Your instructions: Write every entry out again exactly, please, and skip the pictures.

Records shown:
□ □ □ □

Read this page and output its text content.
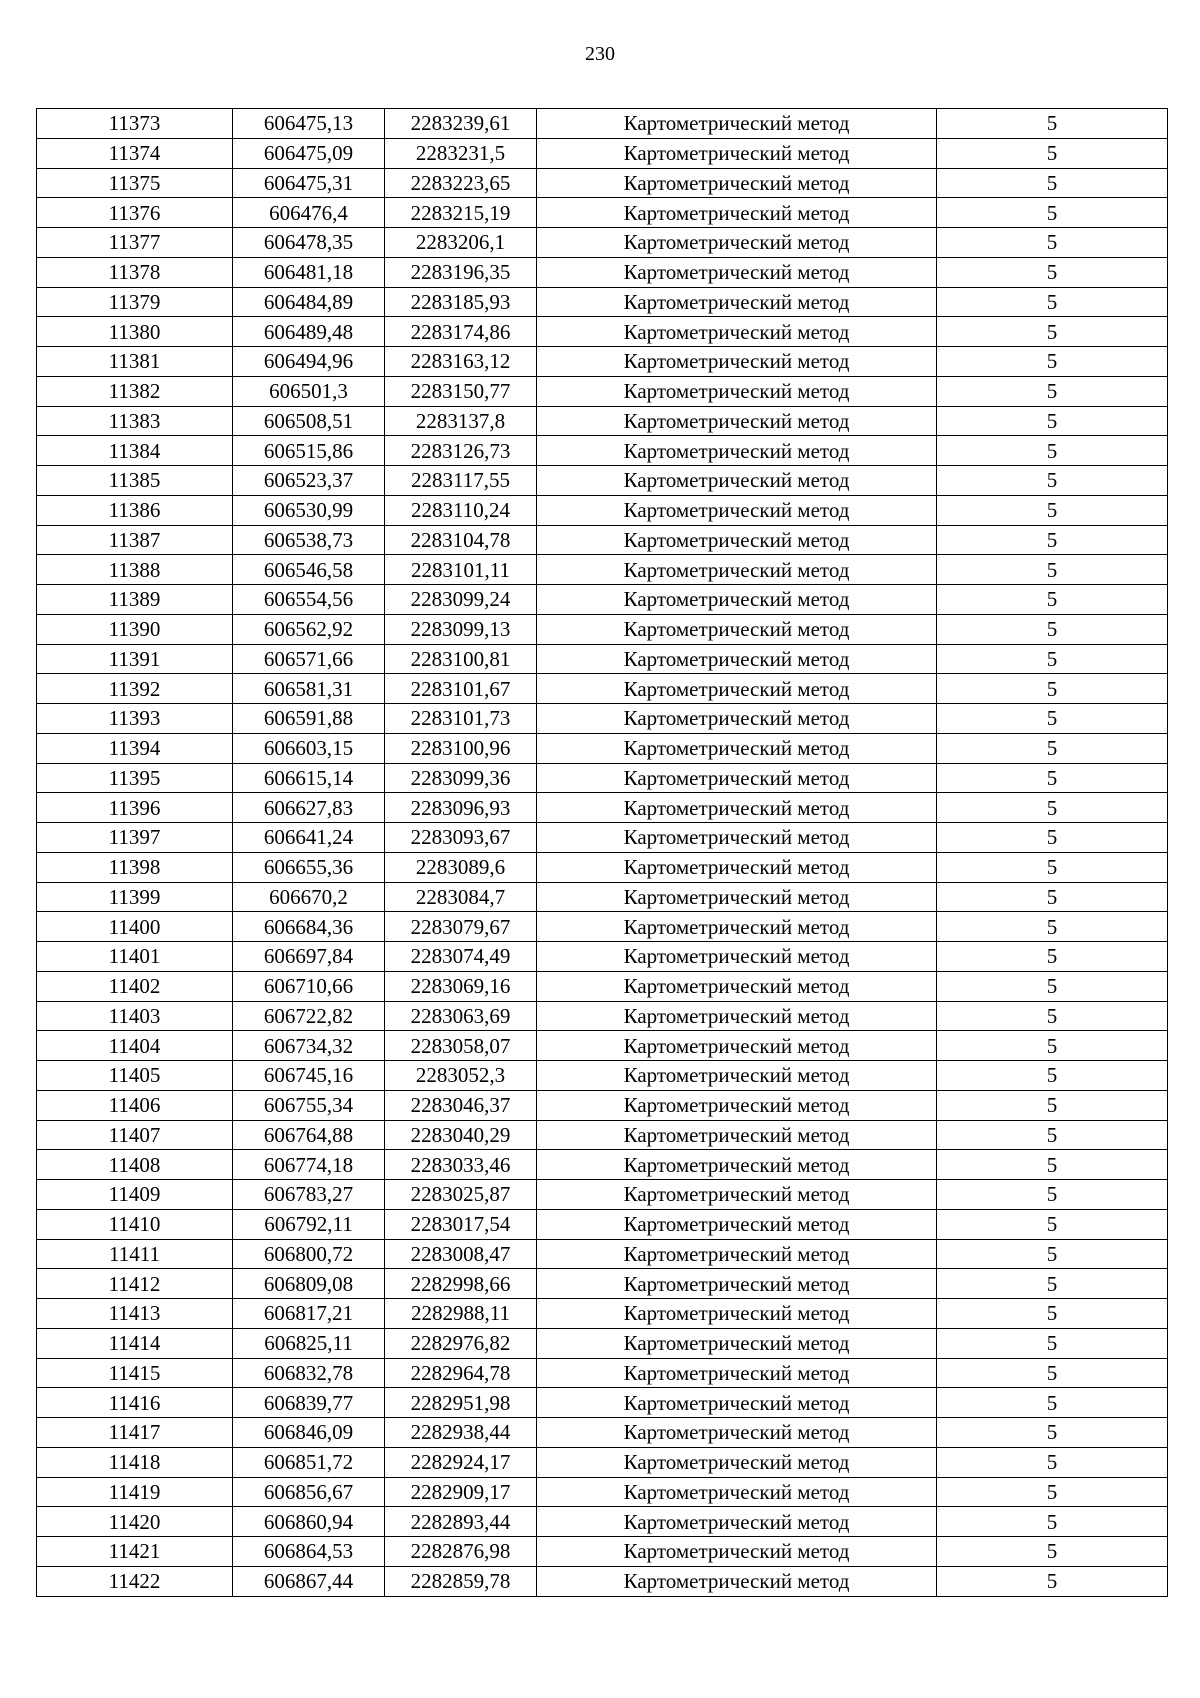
230
11373	606475,13	2283239,61	Картометрический метод	5
11374	606475,09	2283231,5	Картометрический метод	5
11375	606475,31	2283223,65	Картометрический метод	5
11376	606476,4	2283215,19	Картометрический метод	5
11377	606478,35	2283206,1	Картометрический метод	5
11378	606481,18	2283196,35	Картометрический метод	5
11379	606484,89	2283185,93	Картометрический метод	5
11380	606489,48	2283174,86	Картометрический метод	5
11381	606494,96	2283163,12	Картометрический метод	5
11382	606501,3	2283150,77	Картометрический метод	5
11383	606508,51	2283137,8	Картометрический метод	5
11384	606515,86	2283126,73	Картометрический метод	5
11385	606523,37	2283117,55	Картометрический метод	5
11386	606530,99	2283110,24	Картометрический метод	5
11387	606538,73	2283104,78	Картометрический метод	5
11388	606546,58	2283101,11	Картометрический метод	5
11389	606554,56	2283099,24	Картометрический метод	5
11390	606562,92	2283099,13	Картометрический метод	5
11391	606571,66	2283100,81	Картометрический метод	5
11392	606581,31	2283101,67	Картометрический метод	5
11393	606591,88	2283101,73	Картометрический метод	5
11394	606603,15	2283100,96	Картометрический метод	5
11395	606615,14	2283099,36	Картометрический метод	5
11396	606627,83	2283096,93	Картометрический метод	5
11397	606641,24	2283093,67	Картометрический метод	5
11398	606655,36	2283089,6	Картометрический метод	5
11399	606670,2	2283084,7	Картометрический метод	5
11400	606684,36	2283079,67	Картометрический метод	5
11401	606697,84	2283074,49	Картометрический метод	5
11402	606710,66	2283069,16	Картометрический метод	5
11403	606722,82	2283063,69	Картометрический метод	5
11404	606734,32	2283058,07	Картометрический метод	5
11405	606745,16	2283052,3	Картометрический метод	5
11406	606755,34	2283046,37	Картометрический метод	5
11407	606764,88	2283040,29	Картометрический метод	5
11408	606774,18	2283033,46	Картометрический метод	5
11409	606783,27	2283025,87	Картометрический метод	5
11410	606792,11	2283017,54	Картометрический метод	5
11411	606800,72	2283008,47	Картометрический метод	5
11412	606809,08	2282998,66	Картометрический метод	5
11413	606817,21	2282988,11	Картометрический метод	5
11414	606825,11	2282976,82	Картометрический метод	5
11415	606832,78	2282964,78	Картометрический метод	5
11416	606839,77	2282951,98	Картометрический метод	5
11417	606846,09	2282938,44	Картометрический метод	5
11418	606851,72	2282924,17	Картометрический метод	5
11419	606856,67	2282909,17	Картометрический метод	5
11420	606860,94	2282893,44	Картометрический метод	5
11421	606864,53	2282876,98	Картометрический метод	5
11422	606867,44	2282859,78	Картометрический метод	5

□ □ □ □

Complete response:
Read this page and output its text content.
230
11373	606475,13	2283239,61	Картометрический метод	5
11374	606475,09	2283231,5	Картометрический метод	5
11375	606475,31	2283223,65	Картометрический метод	5
11376	606476,4	2283215,19	Картометрический метод	5
11377	606478,35	2283206,1	Картометрический метод	5
11378	606481,18	2283196,35	Картометрический метод	5
11379	606484,89	2283185,93	Картометрический метод	5
11380	606489,48	2283174,86	Картометрический метод	5
11381	606494,96	2283163,12	Картометрический метод	5
11382	606501,3	2283150,77	Картометрический метод	5
11383	606508,51	2283137,8	Картометрический метод	5
11384	606515,86	2283126,73	Картометрический метод	5
11385	606523,37	2283117,55	Картометрический метод	5
11386	606530,99	2283110,24	Картометрический метод	5
11387	606538,73	2283104,78	Картометрический метод	5
11388	606546,58	2283101,11	Картометрический метод	5
11389	606554,56	2283099,24	Картометрический метод	5
11390	606562,92	2283099,13	Картометрический метод	5
11391	606571,66	2283100,81	Картометрический метод	5
11392	606581,31	2283101,67	Картометрический метод	5
11393	606591,88	2283101,73	Картометрический метод	5
11394	606603,15	2283100,96	Картометрический метод	5
11395	606615,14	2283099,36	Картометрический метод	5
11396	606627,83	2283096,93	Картометрический метод	5
11397	606641,24	2283093,67	Картометрический метод	5
11398	606655,36	2283089,6	Картометрический метод	5
11399	606670,2	2283084,7	Картометрический метод	5
11400	606684,36	2283079,67	Картометрический метод	5
11401	606697,84	2283074,49	Картометрический метод	5
11402	606710,66	2283069,16	Картометрический метод	5
11403	606722,82	2283063,69	Картометрический метод	5
11404	606734,32	2283058,07	Картометрический метод	5
11405	606745,16	2283052,3	Картометрический метод	5
11406	606755,34	2283046,37	Картометрический метод	5
11407	606764,88	2283040,29	Картометрический метод	5
11408	606774,18	2283033,46	Картометрический метод	5
11409	606783,27	2283025,87	Картометрический метод	5
11410	606792,11	2283017,54	Картометрический метод	5
11411	606800,72	2283008,47	Картометрический метод	5
11412	606809,08	2282998,66	Картометрический метод	5
11413	606817,21	2282988,11	Картометрический метод	5
11414	606825,11	2282976,82	Картометрический метод	5
11415	606832,78	2282964,78	Картометрический метод	5
11416	606839,77	2282951,98	Картометрический метод	5
11417	606846,09	2282938,44	Картометрический метод	5
11418	606851,72	2282924,17	Картометрический метод	5
11419	606856,67	2282909,17	Картометрический метод	5
11420	606860,94	2282893,44	Картометрический метод	5
11421	606864,53	2282876,98	Картометрический метод	5
11422	606867,44	2282859,78	Картометрический метод	5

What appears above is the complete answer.